What the task requires: Copy the records below exactly as they appear.

━━ Records provided

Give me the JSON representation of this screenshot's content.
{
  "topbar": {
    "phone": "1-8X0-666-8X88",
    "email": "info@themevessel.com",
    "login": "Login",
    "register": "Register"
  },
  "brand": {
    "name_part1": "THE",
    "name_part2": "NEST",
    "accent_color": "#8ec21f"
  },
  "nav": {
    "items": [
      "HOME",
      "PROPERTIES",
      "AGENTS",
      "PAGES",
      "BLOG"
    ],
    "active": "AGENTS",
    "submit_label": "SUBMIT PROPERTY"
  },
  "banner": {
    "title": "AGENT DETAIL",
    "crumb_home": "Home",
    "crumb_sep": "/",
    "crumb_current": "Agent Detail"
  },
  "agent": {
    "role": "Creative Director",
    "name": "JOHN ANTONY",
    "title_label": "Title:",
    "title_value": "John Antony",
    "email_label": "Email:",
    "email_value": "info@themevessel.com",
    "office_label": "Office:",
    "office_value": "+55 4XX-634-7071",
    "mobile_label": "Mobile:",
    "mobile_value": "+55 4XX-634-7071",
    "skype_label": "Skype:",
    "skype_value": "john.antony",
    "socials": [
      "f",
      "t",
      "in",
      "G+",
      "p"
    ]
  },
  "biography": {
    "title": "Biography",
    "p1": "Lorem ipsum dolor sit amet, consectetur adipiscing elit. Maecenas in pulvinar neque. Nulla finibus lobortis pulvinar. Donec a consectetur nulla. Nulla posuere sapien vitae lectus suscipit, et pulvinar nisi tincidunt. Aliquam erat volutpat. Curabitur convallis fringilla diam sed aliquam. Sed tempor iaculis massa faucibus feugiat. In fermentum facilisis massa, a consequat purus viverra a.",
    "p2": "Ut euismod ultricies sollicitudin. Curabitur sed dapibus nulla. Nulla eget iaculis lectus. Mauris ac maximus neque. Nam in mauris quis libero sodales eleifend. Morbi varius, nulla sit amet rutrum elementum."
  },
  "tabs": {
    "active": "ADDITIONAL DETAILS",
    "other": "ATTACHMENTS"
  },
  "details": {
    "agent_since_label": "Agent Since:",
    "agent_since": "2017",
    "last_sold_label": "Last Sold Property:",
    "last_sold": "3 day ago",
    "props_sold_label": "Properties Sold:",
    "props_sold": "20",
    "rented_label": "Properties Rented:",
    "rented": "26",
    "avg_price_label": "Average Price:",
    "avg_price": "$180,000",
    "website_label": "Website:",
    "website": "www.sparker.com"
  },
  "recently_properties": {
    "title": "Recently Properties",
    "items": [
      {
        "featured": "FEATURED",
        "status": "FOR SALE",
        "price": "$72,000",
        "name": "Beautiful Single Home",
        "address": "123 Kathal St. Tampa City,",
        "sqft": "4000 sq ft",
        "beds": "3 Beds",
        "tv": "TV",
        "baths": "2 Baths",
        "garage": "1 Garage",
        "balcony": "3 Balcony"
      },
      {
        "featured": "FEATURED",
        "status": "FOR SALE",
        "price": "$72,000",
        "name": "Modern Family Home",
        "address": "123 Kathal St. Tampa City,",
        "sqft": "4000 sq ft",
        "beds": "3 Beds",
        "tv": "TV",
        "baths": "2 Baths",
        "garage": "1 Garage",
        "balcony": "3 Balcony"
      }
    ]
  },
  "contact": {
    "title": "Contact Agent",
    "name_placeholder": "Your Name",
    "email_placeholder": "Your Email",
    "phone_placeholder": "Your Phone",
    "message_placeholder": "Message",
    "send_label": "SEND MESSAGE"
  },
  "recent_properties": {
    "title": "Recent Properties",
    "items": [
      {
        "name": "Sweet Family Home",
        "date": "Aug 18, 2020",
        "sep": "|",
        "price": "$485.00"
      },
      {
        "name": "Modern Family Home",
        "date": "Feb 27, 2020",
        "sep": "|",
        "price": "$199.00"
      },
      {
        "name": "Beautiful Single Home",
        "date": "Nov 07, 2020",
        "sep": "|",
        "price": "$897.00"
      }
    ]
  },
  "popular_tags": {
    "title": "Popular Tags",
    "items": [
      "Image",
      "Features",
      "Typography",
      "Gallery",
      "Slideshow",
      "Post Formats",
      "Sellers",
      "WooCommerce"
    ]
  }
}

━━━━

Response:
Give me the JSON representation of this screenshot's content.
{
  "topbar": {
    "phone": "1-8X0-666-8X88",
    "email": "info@themevessel.com",
    "login": "Login",
    "register": "Register"
  },
  "brand": {
    "name_part1": "THE",
    "name_part2": "NEST",
    "accent_color": "#8ec21f"
  },
  "nav": {
    "items": [
      "HOME",
      "PROPERTIES",
      "AGENTS",
      "PAGES",
      "BLOG"
    ],
    "active": "AGENTS",
    "submit_label": "SUBMIT PROPERTY"
  },
  "banner": {
    "title": "AGENT DETAIL",
    "crumb_home": "Home",
    "crumb_sep": "/",
    "crumb_current": "Agent Detail"
  },
  "agent": {
    "role": "Creative Director",
    "name": "JOHN ANTONY",
    "title_label": "Title:",
    "title_value": "John Antony",
    "email_label": "Email:",
    "email_value": "info@themevessel.com",
    "office_label": "Office:",
    "office_value": "+55 4XX-634-7071",
    "mobile_label": "Mobile:",
    "mobile_value": "+55 4XX-634-7071",
    "skype_label": "Skype:",
    "skype_value": "john.antony",
    "socials": [
      "f",
      "t",
      "in",
      "G+",
      "p"
    ]
  },
  "biography": {
    "title": "Biography",
    "p1": "Lorem ipsum dolor sit amet, consectetur adipiscing elit. Maecenas in pulvinar neque. Nulla finibus lobortis pulvinar. Donec a consectetur nulla. Nulla posuere sapien vitae lectus suscipit, et pulvinar nisi tincidunt. Aliquam erat volutpat. Curabitur convallis fringilla diam sed aliquam. Sed tempor iaculis massa faucibus feugiat. In fermentum facilisis massa, a consequat purus viverra a.",
    "p2": "Ut euismod ultricies sollicitudin. Curabitur sed dapibus nulla. Nulla eget iaculis lectus. Mauris ac maximus neque. Nam in mauris quis libero sodales eleifend. Morbi varius, nulla sit amet rutrum elementum."
  },
  "tabs": {
    "active": "ADDITIONAL DETAILS",
    "other": "ATTACHMENTS"
  },
  "details": {
    "agent_since_label": "Agent Since:",
    "agent_since": "2017",
    "last_sold_label": "Last Sold Property:",
    "last_sold": "3 day ago",
    "props_sold_label": "Properties Sold:",
    "props_sold": "20",
    "rented_label": "Properties Rented:",
    "rented": "26",
    "avg_price_label": "Average Price:",
    "avg_price": "$180,000",
    "website_label": "Website:",
    "website": "www.sparker.com"
  },
  "recently_properties": {
    "title": "Recently Properties",
    "items": [
      {
        "featured": "FEATURED",
        "status": "FOR SALE",
        "price": "$72,000",
        "name": "Beautiful Single Home",
        "address": "123 Kathal St. Tampa City,",
        "sqft": "4000 sq ft",
        "beds": "3 Beds",
        "tv": "TV",
        "baths": "2 Baths",
        "garage": "1 Garage",
        "balcony": "3 Balcony"
      },
      {
        "featured": "FEATURED",
        "status": "FOR SALE",
        "price": "$72,000",
        "name": "Modern Family Home",
        "address": "123 Kathal St. Tampa City,",
        "sqft": "4000 sq ft",
        "beds": "3 Beds",
        "tv": "TV",
        "baths": "2 Baths",
        "garage": "1 Garage",
        "balcony": "3 Balcony"
      }
    ]
  },
  "contact": {
    "title": "Contact Agent",
    "name_placeholder": "Your Name",
    "email_placeholder": "Your Email",
    "phone_placeholder": "Your Phone",
    "message_placeholder": "Message",
    "send_label": "SEND MESSAGE"
  },
  "recent_properties": {
    "title": "Recent Properties",
    "items": [
      {
        "name": "Sweet Family Home",
        "date": "Aug 18, 2020",
        "sep": "|",
        "price": "$485.00"
      },
      {
        "name": "Modern Family Home",
        "date": "Feb 27, 2020",
        "sep": "|",
        "price": "$199.00"
      },
      {
        "name": "Beautiful Single Home",
        "date": "Nov 07, 2020",
        "sep": "|",
        "price": "$897.00"
      }
    ]
  },
  "popular_tags": {
    "title": "Popular Tags",
    "items": [
      "Image",
      "Features",
      "Typography",
      "Gallery",
      "Slideshow",
      "Post Formats",
      "Sellers",
      "WooCommerce"
    ]
  }
}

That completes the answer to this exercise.